Recorded information ::
--- --- ---
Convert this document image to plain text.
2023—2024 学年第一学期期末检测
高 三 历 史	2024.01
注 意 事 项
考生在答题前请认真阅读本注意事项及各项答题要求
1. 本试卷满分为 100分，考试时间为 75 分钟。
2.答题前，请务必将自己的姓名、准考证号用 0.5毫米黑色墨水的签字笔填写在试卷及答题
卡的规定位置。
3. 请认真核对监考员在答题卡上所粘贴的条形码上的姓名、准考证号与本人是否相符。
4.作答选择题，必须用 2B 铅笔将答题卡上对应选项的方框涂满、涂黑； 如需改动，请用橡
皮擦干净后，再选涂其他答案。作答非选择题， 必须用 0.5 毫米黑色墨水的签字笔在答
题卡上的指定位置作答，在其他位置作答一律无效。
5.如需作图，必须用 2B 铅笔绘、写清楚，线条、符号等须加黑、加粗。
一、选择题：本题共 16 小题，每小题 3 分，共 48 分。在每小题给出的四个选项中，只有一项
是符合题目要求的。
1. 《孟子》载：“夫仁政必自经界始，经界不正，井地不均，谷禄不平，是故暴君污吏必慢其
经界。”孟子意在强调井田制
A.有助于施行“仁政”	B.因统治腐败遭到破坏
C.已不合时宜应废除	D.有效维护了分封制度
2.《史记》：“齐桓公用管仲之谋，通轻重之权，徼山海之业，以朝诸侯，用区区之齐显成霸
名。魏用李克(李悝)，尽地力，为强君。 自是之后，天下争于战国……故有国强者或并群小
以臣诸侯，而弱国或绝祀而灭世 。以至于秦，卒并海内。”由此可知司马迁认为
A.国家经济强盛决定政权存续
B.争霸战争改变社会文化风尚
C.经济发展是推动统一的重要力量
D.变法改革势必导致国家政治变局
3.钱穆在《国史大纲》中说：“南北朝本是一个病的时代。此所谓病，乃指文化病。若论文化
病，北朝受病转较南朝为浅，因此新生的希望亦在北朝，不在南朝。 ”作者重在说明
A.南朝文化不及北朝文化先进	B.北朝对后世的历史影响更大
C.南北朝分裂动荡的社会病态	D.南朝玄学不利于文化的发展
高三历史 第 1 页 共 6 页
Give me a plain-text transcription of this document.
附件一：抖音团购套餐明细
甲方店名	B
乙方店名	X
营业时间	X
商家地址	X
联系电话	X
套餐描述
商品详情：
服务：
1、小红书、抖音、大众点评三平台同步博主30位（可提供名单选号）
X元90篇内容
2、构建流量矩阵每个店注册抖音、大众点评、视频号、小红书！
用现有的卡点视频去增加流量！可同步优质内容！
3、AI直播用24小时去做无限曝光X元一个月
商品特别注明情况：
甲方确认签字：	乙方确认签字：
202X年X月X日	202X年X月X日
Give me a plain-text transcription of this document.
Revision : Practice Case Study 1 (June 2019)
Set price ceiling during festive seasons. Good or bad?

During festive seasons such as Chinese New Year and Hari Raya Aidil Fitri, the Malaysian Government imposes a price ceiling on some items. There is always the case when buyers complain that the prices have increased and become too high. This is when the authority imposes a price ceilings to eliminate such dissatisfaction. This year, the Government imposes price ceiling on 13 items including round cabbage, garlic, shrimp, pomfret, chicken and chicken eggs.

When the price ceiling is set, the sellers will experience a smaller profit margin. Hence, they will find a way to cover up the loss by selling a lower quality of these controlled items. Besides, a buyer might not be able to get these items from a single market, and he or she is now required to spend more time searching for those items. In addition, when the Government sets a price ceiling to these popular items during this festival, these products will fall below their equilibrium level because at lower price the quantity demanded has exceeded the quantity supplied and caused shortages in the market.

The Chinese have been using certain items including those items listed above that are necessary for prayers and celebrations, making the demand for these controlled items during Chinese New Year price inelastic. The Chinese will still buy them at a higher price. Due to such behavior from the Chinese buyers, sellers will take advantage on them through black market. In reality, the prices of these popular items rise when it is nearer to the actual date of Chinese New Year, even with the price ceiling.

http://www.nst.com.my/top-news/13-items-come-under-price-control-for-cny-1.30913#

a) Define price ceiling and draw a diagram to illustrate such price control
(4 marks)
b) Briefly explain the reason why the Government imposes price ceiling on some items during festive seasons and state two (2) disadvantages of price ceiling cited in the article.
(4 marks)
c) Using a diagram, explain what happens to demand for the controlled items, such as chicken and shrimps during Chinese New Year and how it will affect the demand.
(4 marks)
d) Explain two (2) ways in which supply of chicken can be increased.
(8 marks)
--- --- ---
Set task ::
Check each line of the data above for the string "that", then report how many lines have it, with no other words.

Response ::
2